[Dataset records]
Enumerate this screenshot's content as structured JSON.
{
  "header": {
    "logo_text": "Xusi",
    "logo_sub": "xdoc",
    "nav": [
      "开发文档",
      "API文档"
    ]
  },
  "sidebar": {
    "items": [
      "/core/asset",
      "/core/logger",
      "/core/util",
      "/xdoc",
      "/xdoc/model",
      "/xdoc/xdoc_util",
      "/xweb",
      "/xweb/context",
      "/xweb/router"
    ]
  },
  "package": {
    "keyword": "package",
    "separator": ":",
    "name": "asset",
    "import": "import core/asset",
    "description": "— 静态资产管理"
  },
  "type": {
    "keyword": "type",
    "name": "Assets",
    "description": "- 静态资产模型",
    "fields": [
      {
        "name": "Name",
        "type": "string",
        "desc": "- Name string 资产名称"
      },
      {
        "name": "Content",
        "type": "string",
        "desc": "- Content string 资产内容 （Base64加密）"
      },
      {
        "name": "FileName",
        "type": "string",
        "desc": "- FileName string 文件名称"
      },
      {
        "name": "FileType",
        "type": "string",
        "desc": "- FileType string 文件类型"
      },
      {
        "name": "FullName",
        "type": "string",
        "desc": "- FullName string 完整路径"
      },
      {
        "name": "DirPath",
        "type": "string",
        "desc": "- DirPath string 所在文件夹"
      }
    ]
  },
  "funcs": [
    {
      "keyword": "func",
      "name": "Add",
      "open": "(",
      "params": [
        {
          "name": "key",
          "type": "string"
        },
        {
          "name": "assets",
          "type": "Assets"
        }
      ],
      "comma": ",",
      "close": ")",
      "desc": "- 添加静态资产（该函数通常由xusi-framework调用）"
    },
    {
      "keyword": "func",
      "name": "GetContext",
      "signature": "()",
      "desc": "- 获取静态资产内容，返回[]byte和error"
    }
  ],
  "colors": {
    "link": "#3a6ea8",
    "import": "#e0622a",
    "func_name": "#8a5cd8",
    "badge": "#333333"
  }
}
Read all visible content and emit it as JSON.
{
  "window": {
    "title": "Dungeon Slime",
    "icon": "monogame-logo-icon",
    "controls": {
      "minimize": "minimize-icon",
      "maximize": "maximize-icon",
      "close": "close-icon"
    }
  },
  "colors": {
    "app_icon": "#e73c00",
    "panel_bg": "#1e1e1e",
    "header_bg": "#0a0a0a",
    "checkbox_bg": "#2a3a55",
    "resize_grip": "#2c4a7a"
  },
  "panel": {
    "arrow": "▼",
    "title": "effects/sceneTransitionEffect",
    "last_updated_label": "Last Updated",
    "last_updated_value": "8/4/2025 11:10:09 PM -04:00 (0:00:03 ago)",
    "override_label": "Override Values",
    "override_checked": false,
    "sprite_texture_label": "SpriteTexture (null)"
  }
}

# To be done
Filter the entries and copy out every line with the word "title".

# Response to this task
    "title": "Dungeon Slime",
    "title": "effects/sceneTransitionEffect",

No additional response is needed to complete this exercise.